WHAT IS REQUIRED -
The listing beneath should be written out in full, exactly as shown.
-- Begin TASK INPUTS --
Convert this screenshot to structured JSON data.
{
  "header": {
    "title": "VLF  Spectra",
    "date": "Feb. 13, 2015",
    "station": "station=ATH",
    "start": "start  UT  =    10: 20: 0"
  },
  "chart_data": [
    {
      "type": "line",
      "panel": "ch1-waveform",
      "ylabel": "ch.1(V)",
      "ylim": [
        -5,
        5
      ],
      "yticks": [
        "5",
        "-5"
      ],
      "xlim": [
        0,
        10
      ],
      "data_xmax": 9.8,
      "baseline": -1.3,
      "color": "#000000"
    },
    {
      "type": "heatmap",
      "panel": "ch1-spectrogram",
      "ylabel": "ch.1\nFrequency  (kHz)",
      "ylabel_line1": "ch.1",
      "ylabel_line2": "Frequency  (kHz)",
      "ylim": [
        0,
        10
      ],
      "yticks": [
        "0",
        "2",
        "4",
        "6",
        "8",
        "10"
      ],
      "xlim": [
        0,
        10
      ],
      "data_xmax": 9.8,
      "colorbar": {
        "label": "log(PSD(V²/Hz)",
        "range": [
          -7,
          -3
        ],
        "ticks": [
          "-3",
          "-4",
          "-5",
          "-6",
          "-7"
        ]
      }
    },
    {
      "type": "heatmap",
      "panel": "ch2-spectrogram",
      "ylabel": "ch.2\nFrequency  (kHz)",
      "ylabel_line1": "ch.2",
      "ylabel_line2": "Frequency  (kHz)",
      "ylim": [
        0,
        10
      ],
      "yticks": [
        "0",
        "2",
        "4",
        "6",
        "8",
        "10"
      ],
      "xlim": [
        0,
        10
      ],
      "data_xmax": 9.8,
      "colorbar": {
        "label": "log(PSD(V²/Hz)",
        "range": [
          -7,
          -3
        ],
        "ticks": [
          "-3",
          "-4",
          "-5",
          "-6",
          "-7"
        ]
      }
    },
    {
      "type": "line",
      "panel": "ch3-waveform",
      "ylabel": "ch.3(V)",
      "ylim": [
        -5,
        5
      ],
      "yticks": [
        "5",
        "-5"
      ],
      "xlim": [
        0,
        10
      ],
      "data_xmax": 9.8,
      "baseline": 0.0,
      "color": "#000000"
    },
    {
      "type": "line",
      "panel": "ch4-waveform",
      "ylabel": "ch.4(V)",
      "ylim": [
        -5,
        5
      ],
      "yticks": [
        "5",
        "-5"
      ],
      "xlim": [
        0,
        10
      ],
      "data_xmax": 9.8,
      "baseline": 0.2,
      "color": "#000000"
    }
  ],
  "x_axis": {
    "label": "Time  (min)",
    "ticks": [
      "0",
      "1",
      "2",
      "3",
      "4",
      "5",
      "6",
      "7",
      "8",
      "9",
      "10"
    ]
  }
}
-- End TASK INPUTS --
RESULT FOR THIS EXERCISE -
Convert this screenshot to structured JSON data.
{
  "header": {
    "title": "VLF  Spectra",
    "date": "Feb. 13, 2015",
    "station": "station=ATH",
    "start": "start  UT  =    10: 20: 0"
  },
  "chart_data": [
    {
      "type": "line",
      "panel": "ch1-waveform",
      "ylabel": "ch.1(V)",
      "ylim": [
        -5,
        5
      ],
      "yticks": [
        "5",
        "-5"
      ],
      "xlim": [
        0,
        10
      ],
      "data_xmax": 9.8,
      "baseline": -1.3,
      "color": "#000000"
    },
    {
      "type": "heatmap",
      "panel": "ch1-spectrogram",
      "ylabel": "ch.1\nFrequency  (kHz)",
      "ylabel_line1": "ch.1",
      "ylabel_line2": "Frequency  (kHz)",
      "ylim": [
        0,
        10
      ],
      "yticks": [
        "0",
        "2",
        "4",
        "6",
        "8",
        "10"
      ],
      "xlim": [
        0,
        10
      ],
      "data_xmax": 9.8,
      "colorbar": {
        "label": "log(PSD(V²/Hz)",
        "range": [
          -7,
          -3
        ],
        "ticks": [
          "-3",
          "-4",
          "-5",
          "-6",
          "-7"
        ]
      }
    },
    {
      "type": "heatmap",
      "panel": "ch2-spectrogram",
      "ylabel": "ch.2\nFrequency  (kHz)",
      "ylabel_line1": "ch.2",
      "ylabel_line2": "Frequency  (kHz)",
      "ylim": [
        0,
        10
      ],
      "yticks": [
        "0",
        "2",
        "4",
        "6",
        "8",
        "10"
      ],
      "xlim": [
        0,
        10
      ],
      "data_xmax": 9.8,
      "colorbar": {
        "label": "log(PSD(V²/Hz)",
        "range": [
          -7,
          -3
        ],
        "ticks": [
          "-3",
          "-4",
          "-5",
          "-6",
          "-7"
        ]
      }
    },
    {
      "type": "line",
      "panel": "ch3-waveform",
      "ylabel": "ch.3(V)",
      "ylim": [
        -5,
        5
      ],
      "yticks": [
        "5",
        "-5"
      ],
      "xlim": [
        0,
        10
      ],
      "data_xmax": 9.8,
      "baseline": 0.0,
      "color": "#000000"
    },
    {
      "type": "line",
      "panel": "ch4-waveform",
      "ylabel": "ch.4(V)",
      "ylim": [
        -5,
        5
      ],
      "yticks": [
        "5",
        "-5"
      ],
      "xlim": [
        0,
        10
      ],
      "data_xmax": 9.8,
      "baseline": 0.2,
      "color": "#000000"
    }
  ],
  "x_axis": {
    "label": "Time  (min)",
    "ticks": [
      "0",
      "1",
      "2",
      "3",
      "4",
      "5",
      "6",
      "7",
      "8",
      "9",
      "10"
    ]
  }
}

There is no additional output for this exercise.